YOUR INSTRUCTIONS - Your answer should be one number: how many lines of the data include the string "JAPAN"?
══ GIVEN ENTRIES ══
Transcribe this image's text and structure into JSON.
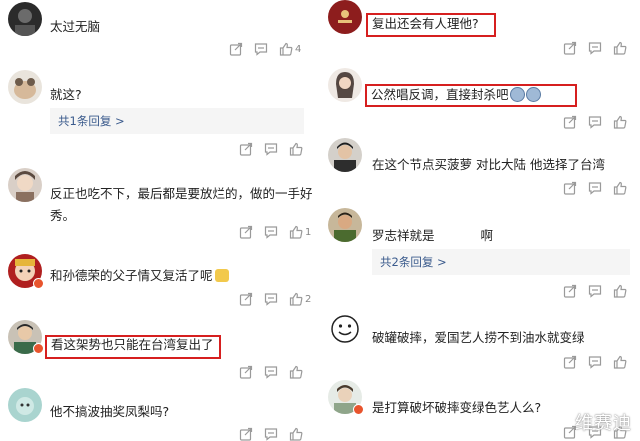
{
  "left": {
    "comments": [
      {
        "text": "太过无脑",
        "like_count": "4"
      },
      {
        "text": "就这?",
        "replies": "共1条回复 >",
        "like_count": ""
      },
      {
        "text_line1": "反正也吃不下，最后都是要放烂的，做的一手好",
        "text_line2": "秀。",
        "like_count": "1"
      },
      {
        "text": "和孙德荣的父子情又复活了呢",
        "like_count": "2"
      },
      {
        "text": "看这架势也只能在台湾复出了",
        "like_count": ""
      },
      {
        "text": "他不搞波抽奖凤梨吗?",
        "like_count": ""
      }
    ]
  },
  "right": {
    "comments": [
      {
        "text": "复出还会有人理他?",
        "like_count": ""
      },
      {
        "text": "公然唱反调，直接封杀吧",
        "like_count": ""
      },
      {
        "text": "在这个节点买菠萝 对比大陆  他选择了台湾",
        "like_count": ""
      },
      {
        "text": "罗志祥就是",
        "text_tail": "啊",
        "replies": "共2条回复 >",
        "like_count": ""
      },
      {
        "text": "破罐破摔，爱国艺人捞不到油水就变绿",
        "like_count": ""
      },
      {
        "text": "是打算破坏破摔变绿色艺人么?",
        "like_count": ""
      }
    ]
  },
  "watermark": "维赛迪",
  "colors": {
    "highlight": "#d61f1f",
    "reply_link": "#3a5a8c",
    "icon": "#9a9a9a"
  }
}
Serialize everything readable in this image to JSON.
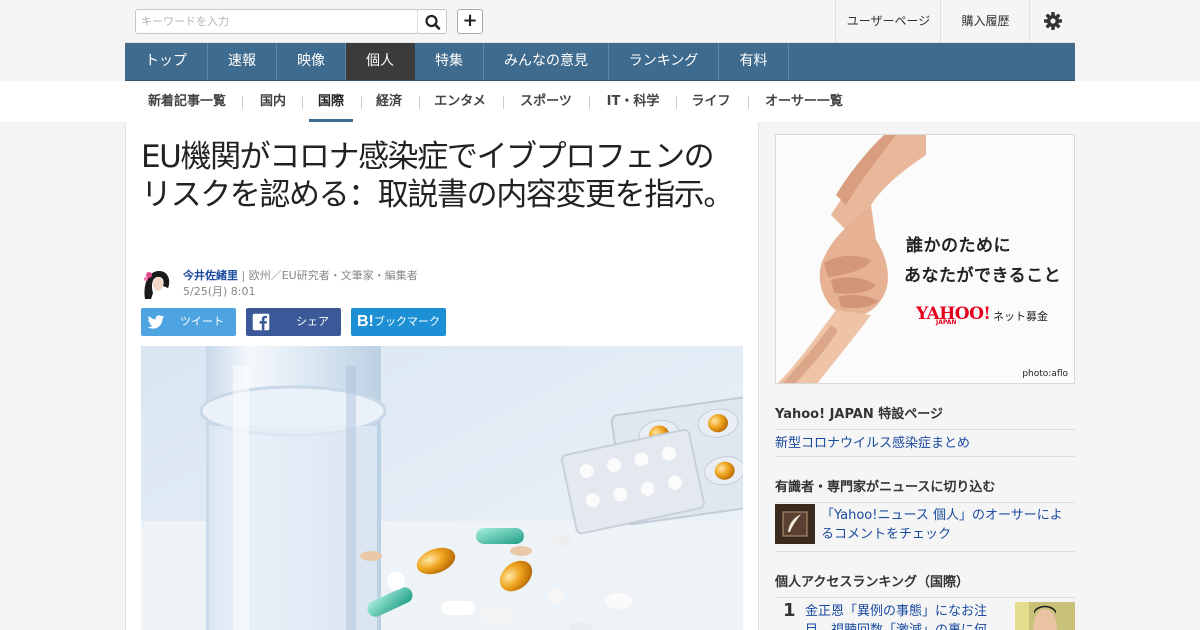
{
  "search": {
    "placeholder": "キーワードを入力"
  },
  "top_links": {
    "user_page": "ユーザーページ",
    "history": "購入履歴"
  },
  "icons": {
    "search": "search-icon",
    "add": "plus-icon",
    "settings": "gear-icon"
  },
  "main_nav": {
    "items": [
      {
        "label": "トップ"
      },
      {
        "label": "速報"
      },
      {
        "label": "映像"
      },
      {
        "label": "個人"
      },
      {
        "label": "特集"
      },
      {
        "label": "みんなの意見"
      },
      {
        "label": "ランキング"
      },
      {
        "label": "有料"
      }
    ],
    "active": "個人"
  },
  "sub_nav": {
    "items": [
      {
        "label": "新着記事一覧"
      },
      {
        "label": "国内"
      },
      {
        "label": "国際"
      },
      {
        "label": "経済"
      },
      {
        "label": "エンタメ"
      },
      {
        "label": "スポーツ"
      },
      {
        "label": "IT・科学"
      },
      {
        "label": "ライフ"
      },
      {
        "label": "オーサー一覧"
      }
    ],
    "active": "国際"
  },
  "article": {
    "title": "EU機関がコロナ感染症でイブプロフェンのリスクを認める：取説書の内容変更を指示。",
    "author": "今井佐緒里",
    "author_profile": " | 欧州／EU研究者・文筆家・編集者",
    "date": "5/25(月) 8:01",
    "share": {
      "tweet": "ツイート",
      "facebook": "シェア",
      "hatena": "ブックマーク"
    }
  },
  "sidebar": {
    "ad": {
      "line1": "誰かのために",
      "line2": "あなたができること",
      "logo": "YAHOO!",
      "logo_sub": "JAPAN",
      "tag": "ネット募金",
      "credit": "photo:aflo"
    },
    "special": {
      "heading": "Yahoo! JAPAN 特設ページ",
      "link": "新型コロナウイルス感染症まとめ"
    },
    "experts": {
      "heading": "有識者・専門家がニュースに切り込む",
      "link": "「Yahoo!ニュース 個人」のオーサーによるコメントをチェック"
    },
    "ranking": {
      "heading": "個人アクセスランキング（国際）",
      "items": [
        {
          "rank": "1",
          "title": "金正恩「異例の事態」になお注目…視聴回数「激減」の裏に何"
        }
      ]
    }
  },
  "colors": {
    "nav_bg": "#3f6b8e",
    "nav_active": "#3b3b3b",
    "link": "#1a4ba0",
    "twitter": "#4ea4e0",
    "facebook": "#3b5998",
    "hatena": "#1d8fd4"
  }
}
═══
THE SOLUTION - 2